[Stored items]

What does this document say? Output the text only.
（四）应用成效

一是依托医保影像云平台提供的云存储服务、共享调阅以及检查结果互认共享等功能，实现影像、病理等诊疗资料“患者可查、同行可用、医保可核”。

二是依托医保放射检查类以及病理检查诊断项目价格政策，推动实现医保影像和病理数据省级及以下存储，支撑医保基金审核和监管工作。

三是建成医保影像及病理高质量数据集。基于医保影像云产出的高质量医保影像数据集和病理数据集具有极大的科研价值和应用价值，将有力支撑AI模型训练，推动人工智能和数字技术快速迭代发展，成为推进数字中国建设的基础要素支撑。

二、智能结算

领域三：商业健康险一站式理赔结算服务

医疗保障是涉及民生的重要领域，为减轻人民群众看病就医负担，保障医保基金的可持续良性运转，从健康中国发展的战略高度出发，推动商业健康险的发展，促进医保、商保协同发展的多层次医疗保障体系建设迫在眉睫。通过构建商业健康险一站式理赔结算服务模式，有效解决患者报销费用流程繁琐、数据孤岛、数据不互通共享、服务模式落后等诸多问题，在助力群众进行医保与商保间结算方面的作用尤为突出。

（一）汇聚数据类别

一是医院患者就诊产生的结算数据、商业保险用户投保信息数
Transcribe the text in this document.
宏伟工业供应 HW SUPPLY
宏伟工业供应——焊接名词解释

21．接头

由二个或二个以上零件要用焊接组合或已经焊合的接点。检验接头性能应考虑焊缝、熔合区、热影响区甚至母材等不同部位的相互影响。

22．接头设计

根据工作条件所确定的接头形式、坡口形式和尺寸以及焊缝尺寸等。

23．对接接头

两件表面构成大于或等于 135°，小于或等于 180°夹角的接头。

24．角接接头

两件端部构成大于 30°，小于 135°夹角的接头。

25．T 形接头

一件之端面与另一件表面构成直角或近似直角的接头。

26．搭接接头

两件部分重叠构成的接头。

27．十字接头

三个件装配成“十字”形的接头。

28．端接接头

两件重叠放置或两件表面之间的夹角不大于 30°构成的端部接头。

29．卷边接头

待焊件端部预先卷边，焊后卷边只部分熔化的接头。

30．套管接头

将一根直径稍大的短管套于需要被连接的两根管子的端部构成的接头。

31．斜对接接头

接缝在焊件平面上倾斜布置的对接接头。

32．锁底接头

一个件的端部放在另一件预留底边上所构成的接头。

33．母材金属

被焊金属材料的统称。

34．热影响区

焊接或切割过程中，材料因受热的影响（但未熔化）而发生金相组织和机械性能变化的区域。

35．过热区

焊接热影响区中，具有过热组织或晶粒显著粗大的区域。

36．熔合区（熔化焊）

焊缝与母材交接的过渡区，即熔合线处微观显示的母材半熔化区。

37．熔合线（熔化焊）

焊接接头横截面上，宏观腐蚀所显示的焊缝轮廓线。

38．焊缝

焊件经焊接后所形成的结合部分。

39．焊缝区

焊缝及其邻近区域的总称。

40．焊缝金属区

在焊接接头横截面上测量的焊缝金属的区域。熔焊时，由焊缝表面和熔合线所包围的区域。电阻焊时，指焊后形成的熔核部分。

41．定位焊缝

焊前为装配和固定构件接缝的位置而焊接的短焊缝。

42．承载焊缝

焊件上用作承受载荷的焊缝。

▶ _TASK BRIEF_
Extract the listing in its entirety and repeat it exactly.

▶ _WORKED SOLUTION_
What does this document say? Output the text only.
（四）应用成效

一是依托医保影像云平台提供的云存储服务、共享调阅以及检查结果互认共享等功能，实现影像、病理等诊疗资料“患者可查、同行可用、医保可核”。

二是依托医保放射检查类以及病理检查诊断项目价格政策，推动实现医保影像和病理数据省级及以下存储，支撑医保基金审核和监管工作。

三是建成医保影像及病理高质量数据集。基于医保影像云产出的高质量医保影像数据集和病理数据集具有极大的科研价值和应用价值，将有力支撑AI模型训练，推动人工智能和数字技术快速迭代发展，成为推进数字中国建设的基础要素支撑。

二、智能结算

领域三：商业健康险一站式理赔结算服务

医疗保障是涉及民生的重要领域，为减轻人民群众看病就医负担，保障医保基金的可持续良性运转，从健康中国发展的战略高度出发，推动商业健康险的发展，促进医保、商保协同发展的多层次医疗保障体系建设迫在眉睫。通过构建商业健康险一站式理赔结算服务模式，有效解决患者报销费用流程繁琐、数据孤岛、数据不互通共享、服务模式落后等诸多问题，在助力群众进行医保与商保间结算方面的作用尤为突出。

（一）汇聚数据类别

一是医院患者就诊产生的结算数据、商业保险用户投保信息数
Transcribe the text in this document.
宏伟工业供应 HW SUPPLY
宏伟工业供应——焊接名词解释

21．接头

由二个或二个以上零件要用焊接组合或已经焊合的接点。检验接头性能应考虑焊缝、熔合区、热影响区甚至母材等不同部位的相互影响。

22．接头设计

根据工作条件所确定的接头形式、坡口形式和尺寸以及焊缝尺寸等。

23．对接接头

两件表面构成大于或等于 135°，小于或等于 180°夹角的接头。

24．角接接头

两件端部构成大于 30°，小于 135°夹角的接头。

25．T 形接头

一件之端面与另一件表面构成直角或近似直角的接头。

26．搭接接头

两件部分重叠构成的接头。

27．十字接头

三个件装配成“十字”形的接头。

28．端接接头

两件重叠放置或两件表面之间的夹角不大于 30°构成的端部接头。

29．卷边接头

待焊件端部预先卷边，焊后卷边只部分熔化的接头。

30．套管接头

将一根直径稍大的短管套于需要被连接的两根管子的端部构成的接头。

31．斜对接接头

接缝在焊件平面上倾斜布置的对接接头。

32．锁底接头

一个件的端部放在另一件预留底边上所构成的接头。

33．母材金属

被焊金属材料的统称。

34．热影响区

焊接或切割过程中，材料因受热的影响（但未熔化）而发生金相组织和机械性能变化的区域。

35．过热区

焊接热影响区中，具有过热组织或晶粒显著粗大的区域。

36．熔合区（熔化焊）

焊缝与母材交接的过渡区，即熔合线处微观显示的母材半熔化区。

37．熔合线（熔化焊）

焊接接头横截面上，宏观腐蚀所显示的焊缝轮廓线。

38．焊缝

焊件经焊接后所形成的结合部分。

39．焊缝区

焊缝及其邻近区域的总称。

40．焊缝金属区

在焊接接头横截面上测量的焊缝金属的区域。熔焊时，由焊缝表面和熔合线所包围的区域。电阻焊时，指焊后形成的熔核部分。

41．定位焊缝

焊前为装配和固定构件接缝的位置而焊接的短焊缝。

42．承载焊缝

焊件上用作承受载荷的焊缝。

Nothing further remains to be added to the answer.